▸ EXCERPT TO READ
####################

In agreement with other studies that addressed HRQoL in patients with SLE, none of the LupusQoL-TR domain scores was associated with disease duration in our study [24, 25]. However, there are studies that indicate an association between disease duration and physical-MH, emotional role, and QoL, as assessed using SF-36 [26]. Patients with SLE form a heterogeneous group, so these disagreements between outcomes may result from a different disease course and demographic characteristics of patients who participated in other studies.

In our cohort, HRQoL assessed using both of the questionnaires did not correlate with SLEDAI scores. There are controversial results in the literature regarding the association of disease activity with QoL. Touma et al. showed a small to moderate responsiveness of SF-36 and LupusQoL due to a significant clinical change in disease activity [13]. The authors emphasized that the cross-sectional study design, which measured HRQoL at yearly intervals, was responsible for the discrepancy between QoL and disease activity. There are also studies that suggest that if HRQoL is measured at shorter intervals of 1, 3, and 6 months, the correlation between the disease activity and HRQoL may be more prominent [2729]. McElhone et al. found impairment of some LupusQoL domains that were associated with disease activity [15]. Shen et al. showed that the total SF-36 score was affected by disease activity in both direct and indirect ways [30]. Nonetheless, Kuriya et al. [6] and Gladman et al. [31] emphasized that when SF-36 was used to assess cross-sectionally, it reflected the fibromyalgia presence rather than disease activity and damage. In patients with established disease, SF-36 scores are not affected by disease activity, steroids, or damage [6]. Devilliers et al. investigated the responsiveness of the SF-36 and LupusQoL questionnaires in a cohort of 185 patients with SLE and suggested that the specific and generic questionnaires seem to be complementary. The authors proposed that the generic questionnaire may be useful in revealing worsening symptoms and the LupusQoL may be more responsive in capturing changes in patients with SLE whose health status is improving [16].

####################

Bounding box prediction data

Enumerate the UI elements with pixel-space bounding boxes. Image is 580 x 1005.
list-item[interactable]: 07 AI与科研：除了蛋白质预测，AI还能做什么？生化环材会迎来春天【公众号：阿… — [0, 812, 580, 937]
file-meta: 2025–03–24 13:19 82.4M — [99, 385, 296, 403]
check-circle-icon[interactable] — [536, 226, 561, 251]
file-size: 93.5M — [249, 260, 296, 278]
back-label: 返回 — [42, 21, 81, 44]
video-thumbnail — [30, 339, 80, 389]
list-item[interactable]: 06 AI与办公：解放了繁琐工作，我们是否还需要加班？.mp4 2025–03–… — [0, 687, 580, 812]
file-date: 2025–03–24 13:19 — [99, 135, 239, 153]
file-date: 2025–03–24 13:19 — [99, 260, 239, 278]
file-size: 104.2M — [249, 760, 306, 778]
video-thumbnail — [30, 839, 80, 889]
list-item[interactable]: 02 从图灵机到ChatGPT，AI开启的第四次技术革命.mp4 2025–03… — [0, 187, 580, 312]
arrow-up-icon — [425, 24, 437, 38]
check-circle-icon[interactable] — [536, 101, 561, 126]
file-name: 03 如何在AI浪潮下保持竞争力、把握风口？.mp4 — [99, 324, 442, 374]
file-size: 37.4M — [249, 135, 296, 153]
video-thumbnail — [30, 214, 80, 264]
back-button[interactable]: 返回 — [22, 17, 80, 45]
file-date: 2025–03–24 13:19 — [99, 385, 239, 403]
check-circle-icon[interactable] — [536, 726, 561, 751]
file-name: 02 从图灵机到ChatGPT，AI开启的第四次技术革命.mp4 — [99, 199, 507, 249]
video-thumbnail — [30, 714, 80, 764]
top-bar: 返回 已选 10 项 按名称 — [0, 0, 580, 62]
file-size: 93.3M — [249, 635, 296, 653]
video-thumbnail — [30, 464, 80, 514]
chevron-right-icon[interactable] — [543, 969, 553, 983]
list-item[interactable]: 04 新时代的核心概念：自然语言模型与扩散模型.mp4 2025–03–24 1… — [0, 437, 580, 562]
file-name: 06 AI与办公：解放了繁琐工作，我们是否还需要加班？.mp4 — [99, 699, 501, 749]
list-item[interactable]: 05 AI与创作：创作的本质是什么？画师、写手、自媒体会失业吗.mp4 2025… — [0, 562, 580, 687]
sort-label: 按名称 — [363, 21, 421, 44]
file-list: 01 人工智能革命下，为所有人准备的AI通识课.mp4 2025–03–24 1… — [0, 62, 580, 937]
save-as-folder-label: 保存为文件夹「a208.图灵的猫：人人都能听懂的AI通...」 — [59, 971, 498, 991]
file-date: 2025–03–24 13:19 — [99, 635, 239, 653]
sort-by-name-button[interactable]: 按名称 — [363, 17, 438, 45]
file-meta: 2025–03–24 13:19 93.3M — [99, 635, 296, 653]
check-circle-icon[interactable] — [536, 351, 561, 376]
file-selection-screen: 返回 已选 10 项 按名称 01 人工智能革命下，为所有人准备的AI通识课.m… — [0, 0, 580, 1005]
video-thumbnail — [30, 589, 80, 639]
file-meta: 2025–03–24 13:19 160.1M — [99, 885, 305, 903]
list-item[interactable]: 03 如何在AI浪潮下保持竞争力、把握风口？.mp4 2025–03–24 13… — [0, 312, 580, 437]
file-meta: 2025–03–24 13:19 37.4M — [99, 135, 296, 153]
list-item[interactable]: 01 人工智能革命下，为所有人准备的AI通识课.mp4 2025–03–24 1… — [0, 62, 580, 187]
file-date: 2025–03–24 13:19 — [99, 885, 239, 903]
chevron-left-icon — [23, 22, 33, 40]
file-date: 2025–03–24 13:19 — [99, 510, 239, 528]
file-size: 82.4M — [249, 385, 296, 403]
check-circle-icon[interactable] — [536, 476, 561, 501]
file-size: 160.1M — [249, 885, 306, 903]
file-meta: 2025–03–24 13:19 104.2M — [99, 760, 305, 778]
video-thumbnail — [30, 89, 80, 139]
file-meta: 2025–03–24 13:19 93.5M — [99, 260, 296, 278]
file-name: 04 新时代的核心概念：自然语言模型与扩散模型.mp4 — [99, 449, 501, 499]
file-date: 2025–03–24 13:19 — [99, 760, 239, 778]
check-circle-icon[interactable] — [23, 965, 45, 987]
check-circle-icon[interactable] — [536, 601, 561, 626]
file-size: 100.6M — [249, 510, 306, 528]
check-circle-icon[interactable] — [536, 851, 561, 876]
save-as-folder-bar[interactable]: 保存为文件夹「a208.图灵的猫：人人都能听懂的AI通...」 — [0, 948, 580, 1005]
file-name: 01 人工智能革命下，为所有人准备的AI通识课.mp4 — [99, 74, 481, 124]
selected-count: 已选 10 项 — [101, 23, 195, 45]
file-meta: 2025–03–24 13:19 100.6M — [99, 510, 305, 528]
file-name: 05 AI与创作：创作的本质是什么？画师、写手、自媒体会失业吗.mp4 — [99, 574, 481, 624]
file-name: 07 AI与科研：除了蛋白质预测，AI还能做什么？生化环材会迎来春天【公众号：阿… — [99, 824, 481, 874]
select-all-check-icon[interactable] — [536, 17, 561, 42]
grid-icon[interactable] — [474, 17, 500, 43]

####################

▸ WORK REQUEST 1
From the discussion of health-related quality of life in patients with SLE, write out the portion starting with "In agreement with" and going on through "in other studies.".
▸ WORK REQUEST 2
Write what comes next in the discussion of health-related quality of life in patients with SLE, picking up after its final sentence.

▸ TASK ANSWER 1
In agreement with other studies that addressed HRQoL in patients with SLE, none of the LupusQoL-TR domain scores was associated with disease duration in our study [24, 25]. However, there are studies that indicate an association between disease duration and physical-MH, emotional role, and QoL, as assessed using SF-36 [26]. Patients with SLE form a heterogeneous group, so these disagreements between outcomes may result from a different disease course and demographic characteristics of patients who participated in other studies.

▸ TASK ANSWER 2
Our study is the second to use the LupusQoL-TR questionnaire in Turkish patients with SLE. With the exception of planning, all domains of LupusQoL-TR in the first study were found to be sufficient at discriminating between active and inactive patients, which was different from our study. In the present study, the questionnaire was discriminative in all domains except for intimate relationship and emotional health in the group with high SLICC-ACR scores. The pain and fatigue domains were the most affected, and the least impaired domain was body image in the validation study. The burden to others domain was not impaired in our group as much as it was in the validation study of Pamuk et al. [18].

Our study has some limitations arising from its cross-sectional design. Our patients were assessed in only one visit to the clinic, and as such, we measured QoL just once; therefore, we were not able to examine relationships, changes of disease activity, or QoL outcomes (responsiveness) over time. The associations of QoL and damage were not assessed in this study, because the patients’ damage data was missing. The patients’ comorbidities were not evaluated in this study, which may also affect HRQoL. Another limitation of the study may be the mild to moderate disease activity of our patients (median SLEDAI = 2), and this could explain the lack of association with QoL measurements. Therefore, our results may not be valid for patients with moderate to high disease activity. Jolly M et al. reported lower LupusQoL scores and higher SLEDAI scores than Garcia et al. Garcia et al. suggested that the difference in the LupusQoL scores was due to higher SLEDAI scores (SLEDAI-2 K score was 4) in the cohort of Jolly M et al. [14, 32].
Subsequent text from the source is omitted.